---- Given information
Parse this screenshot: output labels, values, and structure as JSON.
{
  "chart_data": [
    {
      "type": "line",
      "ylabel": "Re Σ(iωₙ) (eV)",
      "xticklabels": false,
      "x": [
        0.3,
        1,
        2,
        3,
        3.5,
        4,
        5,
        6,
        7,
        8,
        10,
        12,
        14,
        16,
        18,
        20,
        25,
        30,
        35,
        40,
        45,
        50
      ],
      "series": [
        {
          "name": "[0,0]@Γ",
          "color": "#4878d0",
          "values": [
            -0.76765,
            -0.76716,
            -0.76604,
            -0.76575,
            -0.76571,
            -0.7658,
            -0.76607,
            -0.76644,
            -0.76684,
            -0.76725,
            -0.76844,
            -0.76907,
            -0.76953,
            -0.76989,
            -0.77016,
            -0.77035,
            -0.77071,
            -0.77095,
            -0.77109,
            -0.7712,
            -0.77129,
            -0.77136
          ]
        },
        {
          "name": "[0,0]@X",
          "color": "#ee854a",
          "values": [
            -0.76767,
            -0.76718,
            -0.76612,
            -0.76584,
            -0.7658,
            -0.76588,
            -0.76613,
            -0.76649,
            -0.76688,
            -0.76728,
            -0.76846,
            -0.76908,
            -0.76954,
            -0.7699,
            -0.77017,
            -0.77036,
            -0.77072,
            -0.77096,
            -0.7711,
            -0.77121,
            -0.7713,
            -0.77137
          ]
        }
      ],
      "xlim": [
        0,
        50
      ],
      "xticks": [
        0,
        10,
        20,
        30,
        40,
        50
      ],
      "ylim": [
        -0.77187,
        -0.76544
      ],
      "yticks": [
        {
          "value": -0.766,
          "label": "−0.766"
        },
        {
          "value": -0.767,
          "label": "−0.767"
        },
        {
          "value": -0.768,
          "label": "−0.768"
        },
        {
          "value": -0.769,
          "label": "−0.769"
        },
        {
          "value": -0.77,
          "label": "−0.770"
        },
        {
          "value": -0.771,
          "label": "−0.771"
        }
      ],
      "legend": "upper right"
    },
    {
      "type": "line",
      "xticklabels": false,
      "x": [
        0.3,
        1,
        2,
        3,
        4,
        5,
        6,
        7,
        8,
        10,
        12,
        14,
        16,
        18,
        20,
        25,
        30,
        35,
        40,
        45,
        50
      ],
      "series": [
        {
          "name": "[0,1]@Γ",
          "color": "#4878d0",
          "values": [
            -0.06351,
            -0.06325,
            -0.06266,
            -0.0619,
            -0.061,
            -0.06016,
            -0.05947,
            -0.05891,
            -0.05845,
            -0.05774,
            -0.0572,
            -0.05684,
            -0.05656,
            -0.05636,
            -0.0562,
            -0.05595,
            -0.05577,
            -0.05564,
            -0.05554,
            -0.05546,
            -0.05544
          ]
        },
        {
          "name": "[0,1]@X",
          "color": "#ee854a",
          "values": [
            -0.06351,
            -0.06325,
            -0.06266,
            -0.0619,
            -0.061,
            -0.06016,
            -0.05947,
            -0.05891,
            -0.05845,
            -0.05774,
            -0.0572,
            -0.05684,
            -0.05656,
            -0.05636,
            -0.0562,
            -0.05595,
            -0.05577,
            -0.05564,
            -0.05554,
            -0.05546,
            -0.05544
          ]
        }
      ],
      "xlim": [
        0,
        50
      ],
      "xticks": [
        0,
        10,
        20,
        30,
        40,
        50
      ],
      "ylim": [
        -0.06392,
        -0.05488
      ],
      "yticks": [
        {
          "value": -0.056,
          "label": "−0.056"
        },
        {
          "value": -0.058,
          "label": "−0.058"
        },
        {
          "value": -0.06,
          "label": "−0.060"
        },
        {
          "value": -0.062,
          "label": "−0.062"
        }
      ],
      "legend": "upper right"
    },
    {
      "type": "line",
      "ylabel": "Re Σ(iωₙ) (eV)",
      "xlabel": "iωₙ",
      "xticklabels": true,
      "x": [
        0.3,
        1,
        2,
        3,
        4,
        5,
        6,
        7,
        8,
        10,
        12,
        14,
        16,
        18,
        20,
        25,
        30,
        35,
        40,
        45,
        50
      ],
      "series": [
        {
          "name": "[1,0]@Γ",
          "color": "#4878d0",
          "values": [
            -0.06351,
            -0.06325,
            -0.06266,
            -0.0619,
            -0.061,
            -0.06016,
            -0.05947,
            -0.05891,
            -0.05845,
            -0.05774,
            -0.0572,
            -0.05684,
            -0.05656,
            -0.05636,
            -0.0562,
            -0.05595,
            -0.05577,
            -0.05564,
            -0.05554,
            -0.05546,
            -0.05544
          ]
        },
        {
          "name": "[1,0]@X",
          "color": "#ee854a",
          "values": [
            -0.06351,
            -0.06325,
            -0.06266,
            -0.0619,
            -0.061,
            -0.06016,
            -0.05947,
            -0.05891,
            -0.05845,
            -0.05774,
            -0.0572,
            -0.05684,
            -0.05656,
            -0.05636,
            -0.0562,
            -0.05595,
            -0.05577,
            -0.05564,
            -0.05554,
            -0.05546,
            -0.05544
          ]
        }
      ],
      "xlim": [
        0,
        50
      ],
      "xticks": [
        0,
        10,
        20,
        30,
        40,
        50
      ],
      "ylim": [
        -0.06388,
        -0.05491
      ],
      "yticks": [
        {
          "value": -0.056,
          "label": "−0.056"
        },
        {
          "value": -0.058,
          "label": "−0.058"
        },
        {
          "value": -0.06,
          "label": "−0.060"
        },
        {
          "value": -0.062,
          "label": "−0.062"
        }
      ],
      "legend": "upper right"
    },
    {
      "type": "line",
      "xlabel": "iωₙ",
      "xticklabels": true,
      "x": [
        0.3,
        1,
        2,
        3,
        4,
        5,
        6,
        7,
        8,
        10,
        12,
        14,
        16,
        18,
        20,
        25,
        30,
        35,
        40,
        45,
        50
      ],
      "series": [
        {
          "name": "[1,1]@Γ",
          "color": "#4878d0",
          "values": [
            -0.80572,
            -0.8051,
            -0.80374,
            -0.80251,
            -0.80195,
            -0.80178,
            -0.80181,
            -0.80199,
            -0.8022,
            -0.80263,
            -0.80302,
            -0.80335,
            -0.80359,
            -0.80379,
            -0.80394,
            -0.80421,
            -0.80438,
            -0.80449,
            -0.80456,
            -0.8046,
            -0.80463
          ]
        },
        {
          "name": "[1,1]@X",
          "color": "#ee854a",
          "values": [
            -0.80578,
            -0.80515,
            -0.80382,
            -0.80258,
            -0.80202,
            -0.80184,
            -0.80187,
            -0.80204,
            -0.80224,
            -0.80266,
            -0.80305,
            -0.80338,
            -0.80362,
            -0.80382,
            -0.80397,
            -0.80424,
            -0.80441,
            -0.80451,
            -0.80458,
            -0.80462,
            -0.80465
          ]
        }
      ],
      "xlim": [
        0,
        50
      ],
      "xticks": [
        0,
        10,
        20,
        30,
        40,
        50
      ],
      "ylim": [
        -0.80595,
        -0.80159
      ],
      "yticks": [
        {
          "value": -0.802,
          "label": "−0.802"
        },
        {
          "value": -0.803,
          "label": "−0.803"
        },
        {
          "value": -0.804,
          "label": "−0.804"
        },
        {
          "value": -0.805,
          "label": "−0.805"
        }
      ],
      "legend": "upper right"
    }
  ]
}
--------
= Task directions =
Exactly as they are written, print the entries again.

= Task solution =
Parse this screenshot: output labels, values, and structure as JSON.
{
  "chart_data": [
    {
      "type": "line",
      "ylabel": "Re Σ(iωₙ) (eV)",
      "xticklabels": false,
      "x": [
        0.3,
        1,
        2,
        3,
        3.5,
        4,
        5,
        6,
        7,
        8,
        10,
        12,
        14,
        16,
        18,
        20,
        25,
        30,
        35,
        40,
        45,
        50
      ],
      "series": [
        {
          "name": "[0,0]@Γ",
          "color": "#4878d0",
          "values": [
            -0.76765,
            -0.76716,
            -0.76604,
            -0.76575,
            -0.76571,
            -0.7658,
            -0.76607,
            -0.76644,
            -0.76684,
            -0.76725,
            -0.76844,
            -0.76907,
            -0.76953,
            -0.76989,
            -0.77016,
            -0.77035,
            -0.77071,
            -0.77095,
            -0.77109,
            -0.7712,
            -0.77129,
            -0.77136
          ]
        },
        {
          "name": "[0,0]@X",
          "color": "#ee854a",
          "values": [
            -0.76767,
            -0.76718,
            -0.76612,
            -0.76584,
            -0.7658,
            -0.76588,
            -0.76613,
            -0.76649,
            -0.76688,
            -0.76728,
            -0.76846,
            -0.76908,
            -0.76954,
            -0.7699,
            -0.77017,
            -0.77036,
            -0.77072,
            -0.77096,
            -0.7711,
            -0.77121,
            -0.7713,
            -0.77137
          ]
        }
      ],
      "xlim": [
        0,
        50
      ],
      "xticks": [
        0,
        10,
        20,
        30,
        40,
        50
      ],
      "ylim": [
        -0.77187,
        -0.76544
      ],
      "yticks": [
        {
          "value": -0.766,
          "label": "−0.766"
        },
        {
          "value": -0.767,
          "label": "−0.767"
        },
        {
          "value": -0.768,
          "label": "−0.768"
        },
        {
          "value": -0.769,
          "label": "−0.769"
        },
        {
          "value": -0.77,
          "label": "−0.770"
        },
        {
          "value": -0.771,
          "label": "−0.771"
        }
      ],
      "legend": "upper right"
    },
    {
      "type": "line",
      "xticklabels": false,
      "x": [
        0.3,
        1,
        2,
        3,
        4,
        5,
        6,
        7,
        8,
        10,
        12,
        14,
        16,
        18,
        20,
        25,
        30,
        35,
        40,
        45,
        50
      ],
      "series": [
        {
          "name": "[0,1]@Γ",
          "color": "#4878d0",
          "values": [
            -0.06351,
            -0.06325,
            -0.06266,
            -0.0619,
            -0.061,
            -0.06016,
            -0.05947,
            -0.05891,
            -0.05845,
            -0.05774,
            -0.0572,
            -0.05684,
            -0.05656,
            -0.05636,
            -0.0562,
            -0.05595,
            -0.05577,
            -0.05564,
            -0.05554,
            -0.05546,
            -0.05544
          ]
        },
        {
          "name": "[0,1]@X",
          "color": "#ee854a",
          "values": [
            -0.06351,
            -0.06325,
            -0.06266,
            -0.0619,
            -0.061,
            -0.06016,
            -0.05947,
            -0.05891,
            -0.05845,
            -0.05774,
            -0.0572,
            -0.05684,
            -0.05656,
            -0.05636,
            -0.0562,
            -0.05595,
            -0.05577,
            -0.05564,
            -0.05554,
            -0.05546,
            -0.05544
          ]
        }
      ],
      "xlim": [
        0,
        50
      ],
      "xticks": [
        0,
        10,
        20,
        30,
        40,
        50
      ],
      "ylim": [
        -0.06392,
        -0.05488
      ],
      "yticks": [
        {
          "value": -0.056,
          "label": "−0.056"
        },
        {
          "value": -0.058,
          "label": "−0.058"
        },
        {
          "value": -0.06,
          "label": "−0.060"
        },
        {
          "value": -0.062,
          "label": "−0.062"
        }
      ],
      "legend": "upper right"
    },
    {
      "type": "line",
      "ylabel": "Re Σ(iωₙ) (eV)",
      "xlabel": "iωₙ",
      "xticklabels": true,
      "x": [
        0.3,
        1,
        2,
        3,
        4,
        5,
        6,
        7,
        8,
        10,
        12,
        14,
        16,
        18,
        20,
        25,
        30,
        35,
        40,
        45,
        50
      ],
      "series": [
        {
          "name": "[1,0]@Γ",
          "color": "#4878d0",
          "values": [
            -0.06351,
            -0.06325,
            -0.06266,
            -0.0619,
            -0.061,
            -0.06016,
            -0.05947,
            -0.05891,
            -0.05845,
            -0.05774,
            -0.0572,
            -0.05684,
            -0.05656,
            -0.05636,
            -0.0562,
            -0.05595,
            -0.05577,
            -0.05564,
            -0.05554,
            -0.05546,
            -0.05544
          ]
        },
        {
          "name": "[1,0]@X",
          "color": "#ee854a",
          "values": [
            -0.06351,
            -0.06325,
            -0.06266,
            -0.0619,
            -0.061,
            -0.06016,
            -0.05947,
            -0.05891,
            -0.05845,
            -0.05774,
            -0.0572,
            -0.05684,
            -0.05656,
            -0.05636,
            -0.0562,
            -0.05595,
            -0.05577,
            -0.05564,
            -0.05554,
            -0.05546,
            -0.05544
          ]
        }
      ],
      "xlim": [
        0,
        50
      ],
      "xticks": [
        0,
        10,
        20,
        30,
        40,
        50
      ],
      "ylim": [
        -0.06388,
        -0.05491
      ],
      "yticks": [
        {
          "value": -0.056,
          "label": "−0.056"
        },
        {
          "value": -0.058,
          "label": "−0.058"
        },
        {
          "value": -0.06,
          "label": "−0.060"
        },
        {
          "value": -0.062,
          "label": "−0.062"
        }
      ],
      "legend": "upper right"
    },
    {
      "type": "line",
      "xlabel": "iωₙ",
      "xticklabels": true,
      "x": [
        0.3,
        1,
        2,
        3,
        4,
        5,
        6,
        7,
        8,
        10,
        12,
        14,
        16,
        18,
        20,
        25,
        30,
        35,
        40,
        45,
        50
      ],
      "series": [
        {
          "name": "[1,1]@Γ",
          "color": "#4878d0",
          "values": [
            -0.80572,
            -0.8051,
            -0.80374,
            -0.80251,
            -0.80195,
            -0.80178,
            -0.80181,
            -0.80199,
            -0.8022,
            -0.80263,
            -0.80302,
            -0.80335,
            -0.80359,
            -0.80379,
            -0.80394,
            -0.80421,
            -0.80438,
            -0.80449,
            -0.80456,
            -0.8046,
            -0.80463
          ]
        },
        {
          "name": "[1,1]@X",
          "color": "#ee854a",
          "values": [
            -0.80578,
            -0.80515,
            -0.80382,
            -0.80258,
            -0.80202,
            -0.80184,
            -0.80187,
            -0.80204,
            -0.80224,
            -0.80266,
            -0.80305,
            -0.80338,
            -0.80362,
            -0.80382,
            -0.80397,
            -0.80424,
            -0.80441,
            -0.80451,
            -0.80458,
            -0.80462,
            -0.80465
          ]
        }
      ],
      "xlim": [
        0,
        50
      ],
      "xticks": [
        0,
        10,
        20,
        30,
        40,
        50
      ],
      "ylim": [
        -0.80595,
        -0.80159
      ],
      "yticks": [
        {
          "value": -0.802,
          "label": "−0.802"
        },
        {
          "value": -0.803,
          "label": "−0.803"
        },
        {
          "value": -0.804,
          "label": "−0.804"
        },
        {
          "value": -0.805,
          "label": "−0.805"
        }
      ],
      "legend": "upper right"
    }
  ]
}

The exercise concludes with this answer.